Exercise data ->
=======
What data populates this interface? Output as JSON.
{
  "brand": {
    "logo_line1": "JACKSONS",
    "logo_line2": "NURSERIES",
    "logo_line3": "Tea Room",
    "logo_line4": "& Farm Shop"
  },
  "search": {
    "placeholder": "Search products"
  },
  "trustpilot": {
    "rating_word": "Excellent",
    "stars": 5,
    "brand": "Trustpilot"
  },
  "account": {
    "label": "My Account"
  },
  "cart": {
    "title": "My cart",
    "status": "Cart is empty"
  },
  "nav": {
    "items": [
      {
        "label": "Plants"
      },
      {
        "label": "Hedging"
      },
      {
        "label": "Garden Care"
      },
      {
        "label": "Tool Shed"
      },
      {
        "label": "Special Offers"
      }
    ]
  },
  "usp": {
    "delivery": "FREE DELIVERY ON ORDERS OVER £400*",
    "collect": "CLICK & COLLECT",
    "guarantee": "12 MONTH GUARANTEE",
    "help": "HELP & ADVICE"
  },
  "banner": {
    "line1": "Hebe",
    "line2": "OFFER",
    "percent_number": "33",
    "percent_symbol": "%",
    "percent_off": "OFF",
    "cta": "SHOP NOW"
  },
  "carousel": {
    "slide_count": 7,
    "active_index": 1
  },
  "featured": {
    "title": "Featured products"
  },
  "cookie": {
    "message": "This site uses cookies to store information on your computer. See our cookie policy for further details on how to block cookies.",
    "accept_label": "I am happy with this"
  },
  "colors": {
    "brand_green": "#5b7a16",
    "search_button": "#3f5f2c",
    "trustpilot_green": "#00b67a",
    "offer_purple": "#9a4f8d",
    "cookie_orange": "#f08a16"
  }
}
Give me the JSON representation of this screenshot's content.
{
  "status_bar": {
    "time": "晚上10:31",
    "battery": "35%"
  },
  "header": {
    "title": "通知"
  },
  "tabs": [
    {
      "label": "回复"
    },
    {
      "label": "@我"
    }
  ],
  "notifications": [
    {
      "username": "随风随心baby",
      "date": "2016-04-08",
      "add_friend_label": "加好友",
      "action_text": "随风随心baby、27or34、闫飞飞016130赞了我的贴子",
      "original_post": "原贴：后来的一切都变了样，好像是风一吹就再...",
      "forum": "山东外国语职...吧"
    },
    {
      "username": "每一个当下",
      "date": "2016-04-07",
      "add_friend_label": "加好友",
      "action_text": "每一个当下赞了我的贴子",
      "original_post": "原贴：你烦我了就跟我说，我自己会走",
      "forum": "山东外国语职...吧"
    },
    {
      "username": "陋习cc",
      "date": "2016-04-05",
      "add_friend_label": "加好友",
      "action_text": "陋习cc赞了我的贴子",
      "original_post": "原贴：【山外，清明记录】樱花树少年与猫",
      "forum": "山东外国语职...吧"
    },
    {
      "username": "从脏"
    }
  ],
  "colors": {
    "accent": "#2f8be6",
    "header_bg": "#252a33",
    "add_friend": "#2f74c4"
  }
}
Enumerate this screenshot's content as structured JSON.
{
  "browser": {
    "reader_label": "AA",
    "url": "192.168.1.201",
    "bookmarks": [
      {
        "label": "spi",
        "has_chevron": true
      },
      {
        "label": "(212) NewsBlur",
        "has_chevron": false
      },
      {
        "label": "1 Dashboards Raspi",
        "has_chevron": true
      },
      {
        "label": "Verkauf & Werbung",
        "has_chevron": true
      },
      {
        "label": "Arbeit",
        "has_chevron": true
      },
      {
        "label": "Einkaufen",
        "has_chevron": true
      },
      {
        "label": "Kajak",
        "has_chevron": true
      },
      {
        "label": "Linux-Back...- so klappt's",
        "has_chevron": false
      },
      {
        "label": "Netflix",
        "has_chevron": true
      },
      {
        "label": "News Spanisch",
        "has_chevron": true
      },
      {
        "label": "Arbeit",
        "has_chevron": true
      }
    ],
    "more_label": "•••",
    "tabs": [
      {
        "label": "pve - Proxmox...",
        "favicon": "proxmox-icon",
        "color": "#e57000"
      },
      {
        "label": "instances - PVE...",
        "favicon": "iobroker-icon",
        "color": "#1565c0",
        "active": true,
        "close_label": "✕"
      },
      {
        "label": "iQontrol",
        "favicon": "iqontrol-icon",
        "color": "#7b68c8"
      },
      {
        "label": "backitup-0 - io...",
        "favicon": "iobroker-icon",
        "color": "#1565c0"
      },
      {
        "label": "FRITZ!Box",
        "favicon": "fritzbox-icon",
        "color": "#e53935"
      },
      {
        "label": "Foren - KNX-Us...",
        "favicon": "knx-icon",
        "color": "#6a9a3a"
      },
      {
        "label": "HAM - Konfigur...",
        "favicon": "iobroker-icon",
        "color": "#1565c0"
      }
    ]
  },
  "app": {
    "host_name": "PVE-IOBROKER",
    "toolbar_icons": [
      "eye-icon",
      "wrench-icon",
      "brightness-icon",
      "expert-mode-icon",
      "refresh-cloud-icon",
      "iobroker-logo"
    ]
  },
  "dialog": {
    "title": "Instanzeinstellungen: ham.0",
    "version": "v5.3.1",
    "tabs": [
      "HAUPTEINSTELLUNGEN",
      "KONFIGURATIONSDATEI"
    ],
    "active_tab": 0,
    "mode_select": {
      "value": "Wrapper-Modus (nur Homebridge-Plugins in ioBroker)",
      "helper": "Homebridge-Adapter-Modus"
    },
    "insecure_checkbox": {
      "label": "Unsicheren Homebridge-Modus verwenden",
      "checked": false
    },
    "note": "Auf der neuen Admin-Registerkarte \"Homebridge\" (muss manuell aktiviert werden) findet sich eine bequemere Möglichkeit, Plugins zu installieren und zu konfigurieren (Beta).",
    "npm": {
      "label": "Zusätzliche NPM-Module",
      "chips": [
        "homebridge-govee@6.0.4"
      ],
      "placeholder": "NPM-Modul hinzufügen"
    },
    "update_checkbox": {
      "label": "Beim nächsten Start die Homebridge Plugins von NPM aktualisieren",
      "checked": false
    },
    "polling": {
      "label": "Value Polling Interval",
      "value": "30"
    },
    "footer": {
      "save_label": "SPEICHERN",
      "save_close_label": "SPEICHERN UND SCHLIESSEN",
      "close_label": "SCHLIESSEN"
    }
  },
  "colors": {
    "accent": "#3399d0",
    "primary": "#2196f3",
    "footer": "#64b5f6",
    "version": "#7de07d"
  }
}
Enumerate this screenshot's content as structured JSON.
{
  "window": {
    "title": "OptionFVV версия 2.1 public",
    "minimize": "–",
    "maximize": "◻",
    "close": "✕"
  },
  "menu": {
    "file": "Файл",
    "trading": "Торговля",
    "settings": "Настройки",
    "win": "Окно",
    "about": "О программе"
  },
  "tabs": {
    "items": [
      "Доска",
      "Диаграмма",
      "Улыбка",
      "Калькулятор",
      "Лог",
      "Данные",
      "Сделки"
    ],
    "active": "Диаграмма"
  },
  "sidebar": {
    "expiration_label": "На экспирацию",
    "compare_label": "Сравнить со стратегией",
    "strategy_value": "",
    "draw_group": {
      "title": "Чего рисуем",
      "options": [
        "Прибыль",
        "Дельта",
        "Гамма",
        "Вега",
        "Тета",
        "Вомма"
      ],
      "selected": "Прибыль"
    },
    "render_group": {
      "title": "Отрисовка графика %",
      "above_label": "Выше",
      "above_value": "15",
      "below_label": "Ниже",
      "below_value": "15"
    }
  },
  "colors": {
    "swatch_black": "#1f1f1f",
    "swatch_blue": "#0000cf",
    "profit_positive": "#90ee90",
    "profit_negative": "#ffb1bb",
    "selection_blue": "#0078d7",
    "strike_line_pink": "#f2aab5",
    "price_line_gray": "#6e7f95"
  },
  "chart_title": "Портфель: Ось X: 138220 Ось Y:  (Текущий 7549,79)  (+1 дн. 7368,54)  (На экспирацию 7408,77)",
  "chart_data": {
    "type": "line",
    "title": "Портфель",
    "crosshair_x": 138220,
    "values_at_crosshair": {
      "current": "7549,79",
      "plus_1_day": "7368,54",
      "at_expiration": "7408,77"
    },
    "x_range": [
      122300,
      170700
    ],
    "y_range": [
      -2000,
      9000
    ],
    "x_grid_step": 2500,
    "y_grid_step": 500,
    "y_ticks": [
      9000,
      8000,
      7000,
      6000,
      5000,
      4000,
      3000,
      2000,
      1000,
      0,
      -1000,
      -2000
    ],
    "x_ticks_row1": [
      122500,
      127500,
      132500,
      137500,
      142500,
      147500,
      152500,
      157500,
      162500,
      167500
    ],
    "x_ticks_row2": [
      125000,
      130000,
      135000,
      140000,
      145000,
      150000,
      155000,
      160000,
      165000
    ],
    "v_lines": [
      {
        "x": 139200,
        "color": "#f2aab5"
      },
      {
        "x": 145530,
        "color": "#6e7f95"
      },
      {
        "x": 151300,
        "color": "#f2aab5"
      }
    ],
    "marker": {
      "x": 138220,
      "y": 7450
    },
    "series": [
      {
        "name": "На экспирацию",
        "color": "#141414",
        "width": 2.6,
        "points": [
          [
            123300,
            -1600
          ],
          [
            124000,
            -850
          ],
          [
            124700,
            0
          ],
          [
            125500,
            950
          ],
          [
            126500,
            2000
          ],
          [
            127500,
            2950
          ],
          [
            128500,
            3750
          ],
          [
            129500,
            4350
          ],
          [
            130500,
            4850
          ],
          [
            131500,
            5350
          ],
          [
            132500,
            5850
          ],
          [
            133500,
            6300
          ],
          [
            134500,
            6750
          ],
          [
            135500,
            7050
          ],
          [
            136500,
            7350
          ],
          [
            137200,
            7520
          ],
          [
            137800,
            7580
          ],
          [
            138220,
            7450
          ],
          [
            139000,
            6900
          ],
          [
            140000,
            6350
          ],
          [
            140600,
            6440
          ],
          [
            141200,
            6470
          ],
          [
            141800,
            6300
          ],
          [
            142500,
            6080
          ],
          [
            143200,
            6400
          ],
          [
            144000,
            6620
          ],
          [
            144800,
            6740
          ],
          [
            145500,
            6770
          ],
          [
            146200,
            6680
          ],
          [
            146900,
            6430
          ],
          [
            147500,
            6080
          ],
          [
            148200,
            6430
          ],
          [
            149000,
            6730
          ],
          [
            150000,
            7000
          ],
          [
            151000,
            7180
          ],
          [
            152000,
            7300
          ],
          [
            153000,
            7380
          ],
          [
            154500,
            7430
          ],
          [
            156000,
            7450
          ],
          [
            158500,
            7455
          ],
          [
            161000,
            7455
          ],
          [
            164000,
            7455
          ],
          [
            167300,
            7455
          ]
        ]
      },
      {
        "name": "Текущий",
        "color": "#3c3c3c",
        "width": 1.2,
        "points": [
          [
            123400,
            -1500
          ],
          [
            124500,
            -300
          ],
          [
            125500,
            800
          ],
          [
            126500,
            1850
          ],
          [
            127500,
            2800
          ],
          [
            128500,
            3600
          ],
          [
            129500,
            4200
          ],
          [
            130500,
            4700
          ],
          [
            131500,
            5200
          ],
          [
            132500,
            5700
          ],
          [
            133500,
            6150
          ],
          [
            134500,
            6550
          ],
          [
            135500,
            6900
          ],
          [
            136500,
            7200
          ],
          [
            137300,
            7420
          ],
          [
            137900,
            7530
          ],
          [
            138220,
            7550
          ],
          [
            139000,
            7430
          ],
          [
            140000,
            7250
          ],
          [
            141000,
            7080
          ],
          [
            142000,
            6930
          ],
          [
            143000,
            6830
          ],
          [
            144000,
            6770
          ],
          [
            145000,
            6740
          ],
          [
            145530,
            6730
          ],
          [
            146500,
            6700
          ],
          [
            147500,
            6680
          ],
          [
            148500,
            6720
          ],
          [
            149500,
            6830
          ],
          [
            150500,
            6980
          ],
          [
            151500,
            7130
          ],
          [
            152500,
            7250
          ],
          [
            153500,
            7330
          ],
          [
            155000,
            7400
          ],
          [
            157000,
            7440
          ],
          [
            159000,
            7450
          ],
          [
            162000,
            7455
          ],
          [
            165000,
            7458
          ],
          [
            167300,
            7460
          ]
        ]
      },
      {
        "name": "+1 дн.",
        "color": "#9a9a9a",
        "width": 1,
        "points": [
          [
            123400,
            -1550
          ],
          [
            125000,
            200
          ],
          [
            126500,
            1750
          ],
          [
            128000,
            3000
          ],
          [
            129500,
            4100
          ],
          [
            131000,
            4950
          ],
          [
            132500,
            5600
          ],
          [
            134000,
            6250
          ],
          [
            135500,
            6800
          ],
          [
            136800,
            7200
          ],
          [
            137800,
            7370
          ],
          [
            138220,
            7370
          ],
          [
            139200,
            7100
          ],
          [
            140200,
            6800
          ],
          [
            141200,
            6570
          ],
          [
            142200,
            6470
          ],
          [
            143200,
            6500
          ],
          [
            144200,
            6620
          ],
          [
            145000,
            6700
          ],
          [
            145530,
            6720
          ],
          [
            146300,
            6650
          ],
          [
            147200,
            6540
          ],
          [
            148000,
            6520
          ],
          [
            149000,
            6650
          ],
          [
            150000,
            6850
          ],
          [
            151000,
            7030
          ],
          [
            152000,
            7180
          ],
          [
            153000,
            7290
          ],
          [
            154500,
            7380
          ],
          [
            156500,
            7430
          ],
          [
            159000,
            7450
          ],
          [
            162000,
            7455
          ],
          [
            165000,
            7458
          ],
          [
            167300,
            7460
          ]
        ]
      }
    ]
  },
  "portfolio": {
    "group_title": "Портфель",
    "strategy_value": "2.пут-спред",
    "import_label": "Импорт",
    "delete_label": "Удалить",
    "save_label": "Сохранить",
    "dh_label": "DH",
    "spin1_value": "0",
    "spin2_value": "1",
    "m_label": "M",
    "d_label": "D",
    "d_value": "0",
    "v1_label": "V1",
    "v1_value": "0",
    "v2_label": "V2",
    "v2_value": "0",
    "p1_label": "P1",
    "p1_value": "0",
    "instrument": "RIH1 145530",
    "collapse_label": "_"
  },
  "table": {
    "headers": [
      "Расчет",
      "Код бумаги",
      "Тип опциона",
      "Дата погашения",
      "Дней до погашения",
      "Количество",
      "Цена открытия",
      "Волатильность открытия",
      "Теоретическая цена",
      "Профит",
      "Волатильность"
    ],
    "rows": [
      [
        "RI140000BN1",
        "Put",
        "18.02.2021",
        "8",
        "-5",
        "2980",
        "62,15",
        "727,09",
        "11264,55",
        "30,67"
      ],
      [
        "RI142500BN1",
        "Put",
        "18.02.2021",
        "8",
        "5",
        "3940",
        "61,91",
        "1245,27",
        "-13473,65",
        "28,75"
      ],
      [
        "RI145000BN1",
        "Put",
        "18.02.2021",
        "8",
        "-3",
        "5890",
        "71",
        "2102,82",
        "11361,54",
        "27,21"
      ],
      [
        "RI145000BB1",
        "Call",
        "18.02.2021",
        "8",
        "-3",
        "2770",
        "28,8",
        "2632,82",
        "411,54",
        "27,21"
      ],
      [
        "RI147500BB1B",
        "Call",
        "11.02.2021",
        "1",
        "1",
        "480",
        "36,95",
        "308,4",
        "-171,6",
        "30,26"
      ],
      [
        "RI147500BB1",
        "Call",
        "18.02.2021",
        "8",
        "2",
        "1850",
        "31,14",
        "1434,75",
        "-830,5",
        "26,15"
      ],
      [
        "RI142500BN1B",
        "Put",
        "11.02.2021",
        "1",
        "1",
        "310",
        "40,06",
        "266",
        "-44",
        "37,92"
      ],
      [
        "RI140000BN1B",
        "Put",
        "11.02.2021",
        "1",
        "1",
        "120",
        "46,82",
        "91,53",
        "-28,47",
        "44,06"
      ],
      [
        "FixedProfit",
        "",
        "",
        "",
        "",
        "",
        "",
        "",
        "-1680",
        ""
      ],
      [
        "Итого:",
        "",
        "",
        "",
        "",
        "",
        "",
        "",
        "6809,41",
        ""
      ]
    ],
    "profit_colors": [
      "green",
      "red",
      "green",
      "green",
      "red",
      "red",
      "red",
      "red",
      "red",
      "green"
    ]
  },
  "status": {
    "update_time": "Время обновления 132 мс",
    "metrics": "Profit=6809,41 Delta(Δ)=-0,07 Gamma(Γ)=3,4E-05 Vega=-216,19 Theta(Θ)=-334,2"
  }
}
=======
Instruction ->
Pull every line containing the word "SPEICHERN" out of the material.

Answer to the task ->
      "save_label": "SPEICHERN",
      "save_close_label": "SPEICHERN UND SCHLIESSEN",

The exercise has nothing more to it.